» **SHORT EXERCISE**: Copy the lines holding the word "title", all of them.

[Stored data entries]
** begin **

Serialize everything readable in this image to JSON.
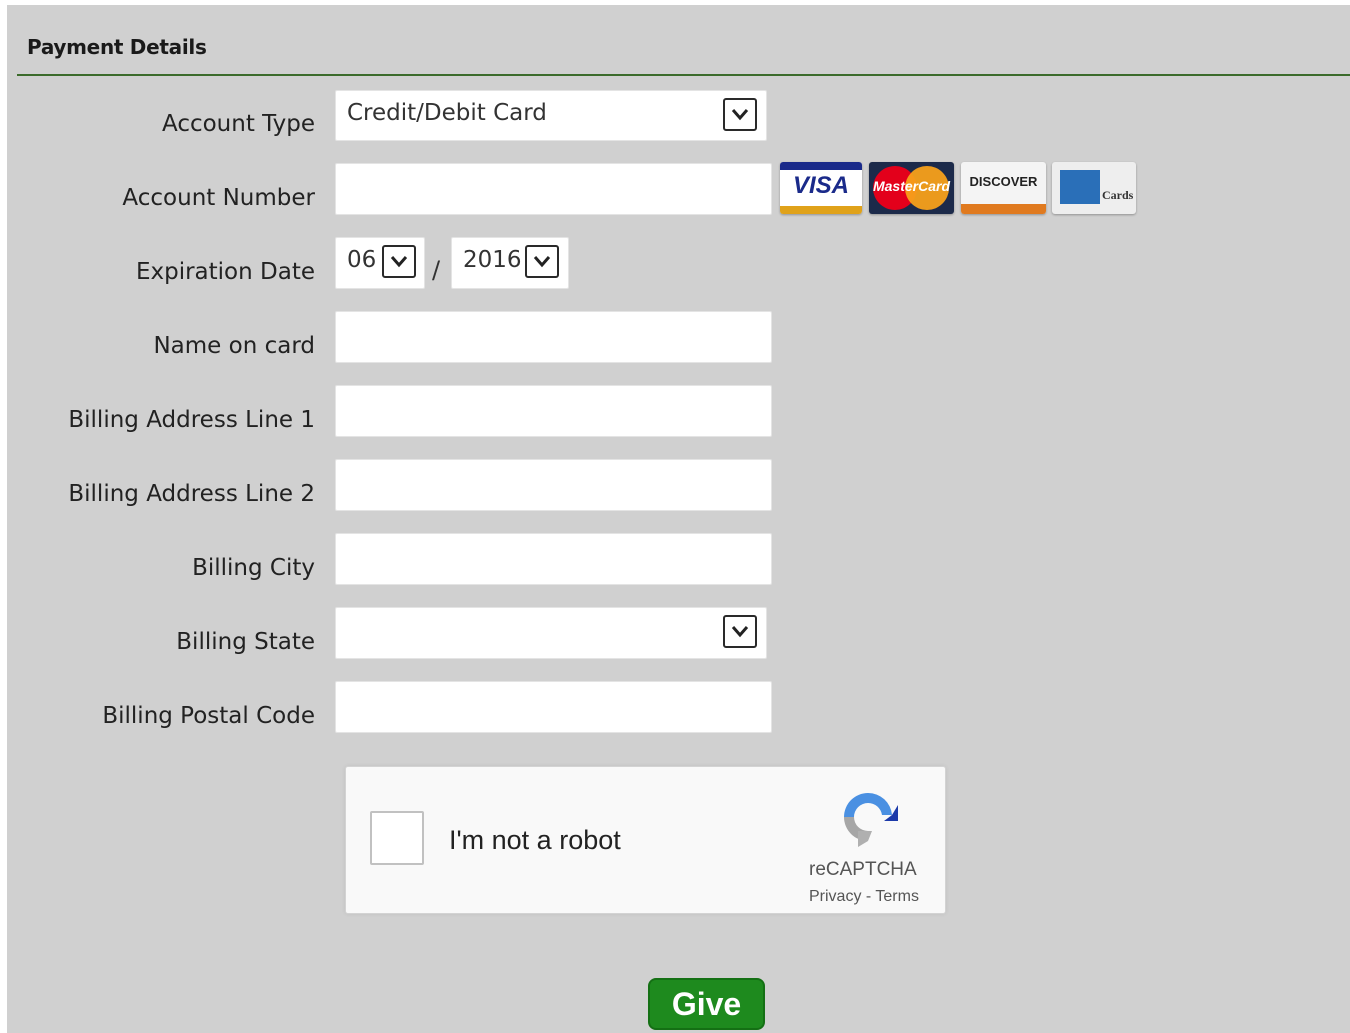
{
  "section": {
    "title": "Payment Details"
  },
  "form": {
    "account_type": {
      "label": "Account Type",
      "value": "Credit/Debit Card"
    },
    "account_number": {
      "label": "Account Number",
      "value": ""
    },
    "expiration": {
      "label": "Expiration Date",
      "month": "06",
      "separator": "/",
      "year": "2016"
    },
    "name_on_card": {
      "label": "Name on card",
      "value": ""
    },
    "address1": {
      "label": "Billing Address Line 1",
      "value": ""
    },
    "address2": {
      "label": "Billing Address Line 2",
      "value": ""
    },
    "city": {
      "label": "Billing City",
      "value": ""
    },
    "state": {
      "label": "Billing State",
      "value": ""
    },
    "postal": {
      "label": "Billing Postal Code",
      "value": ""
    }
  },
  "cards": {
    "visa": "VISA",
    "mastercard": "MasterCard",
    "discover": "DISCOVER",
    "amex": "Cards"
  },
  "recaptcha": {
    "checkbox_label": "I'm not a robot",
    "brand": "reCAPTCHA",
    "links": "Privacy - Terms"
  },
  "actions": {
    "give_label": "Give"
  },
  "colors": {
    "accent_green": "#1e8a1e",
    "rule": "#3b6b2b",
    "panel": "#d0d0d0"
  }
}
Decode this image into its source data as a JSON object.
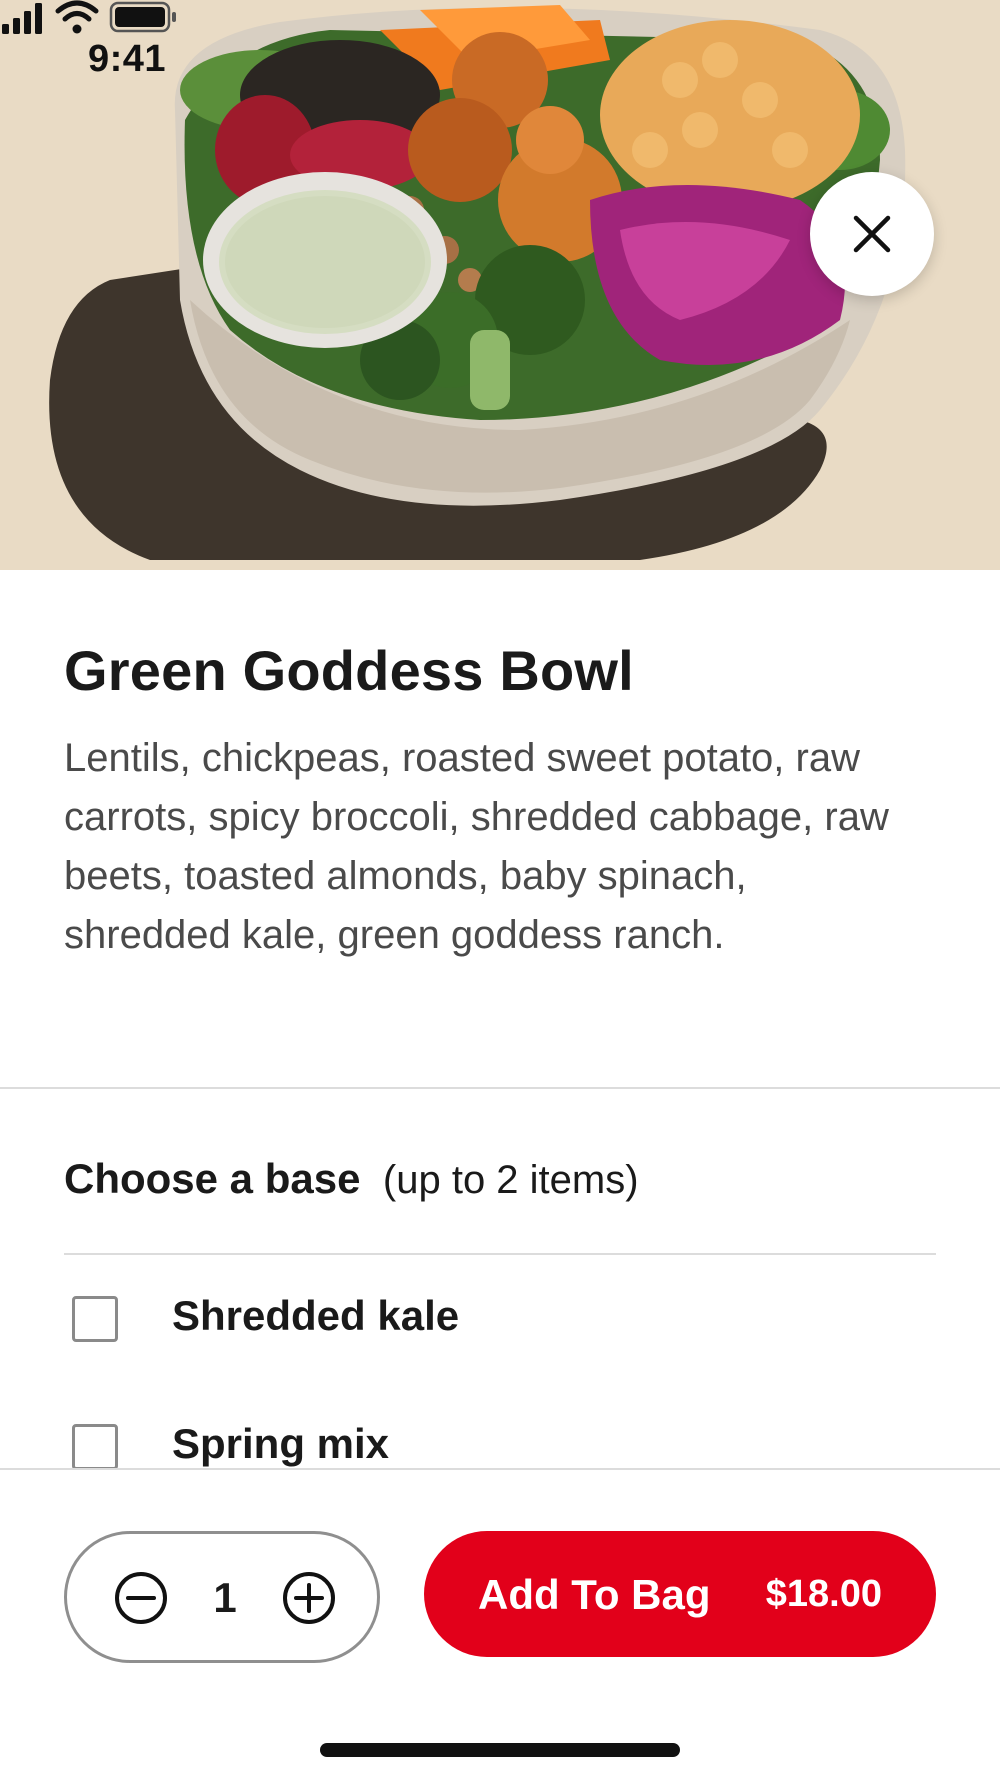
{
  "status_bar": {
    "time": "9:41",
    "icons": [
      "cellular-signal-icon",
      "wifi-icon",
      "battery-icon"
    ]
  },
  "hero": {
    "image": "salad-bowl-photo",
    "close_icon": "close-icon"
  },
  "product": {
    "title": "Green Goddess Bowl",
    "description": "Lentils, chickpeas, roasted sweet potato, raw carrots, spicy broccoli, shredded cabbage, raw beets, toasted almonds, baby spinach, shredded kale, green goddess ranch."
  },
  "base_section": {
    "title": "Choose a base",
    "note": "(up to 2 items)",
    "options": [
      {
        "label": "Shredded kale",
        "checked": false
      },
      {
        "label": "Spring mix",
        "checked": false
      }
    ]
  },
  "cart": {
    "quantity": "1",
    "minus_icon": "minus-circle-icon",
    "plus_icon": "plus-circle-icon",
    "add_label": "Add To Bag",
    "price": "$18.00"
  },
  "colors": {
    "accent": "#e2001a",
    "hero_background": "#e9dbc5",
    "text": "#1a1a1a",
    "muted_text": "#4a4a4a",
    "divider": "#dcdcdc"
  }
}
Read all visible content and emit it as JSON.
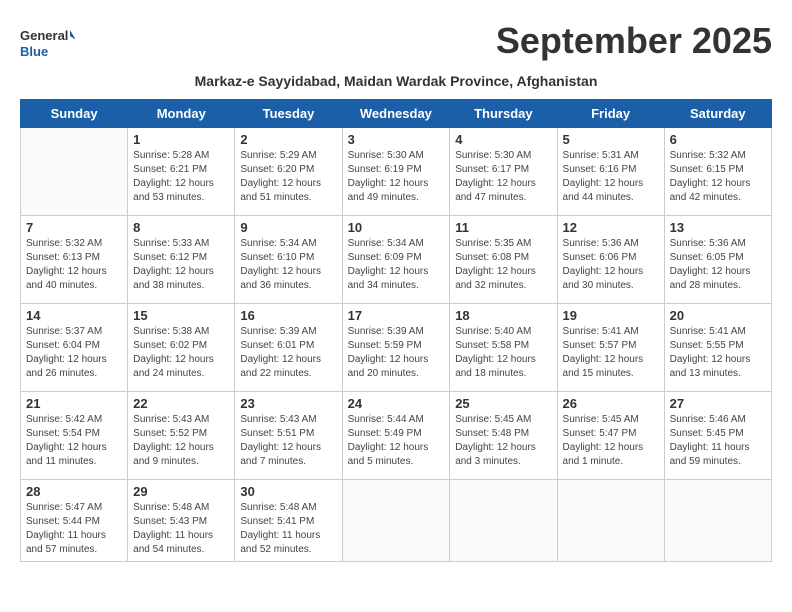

** end **

» **RESPONSE FOR THIS EXERCISE**:
    "title": "Payment Details"
    "title": "Green Goddess Bowl",
    "title": "Choose a base",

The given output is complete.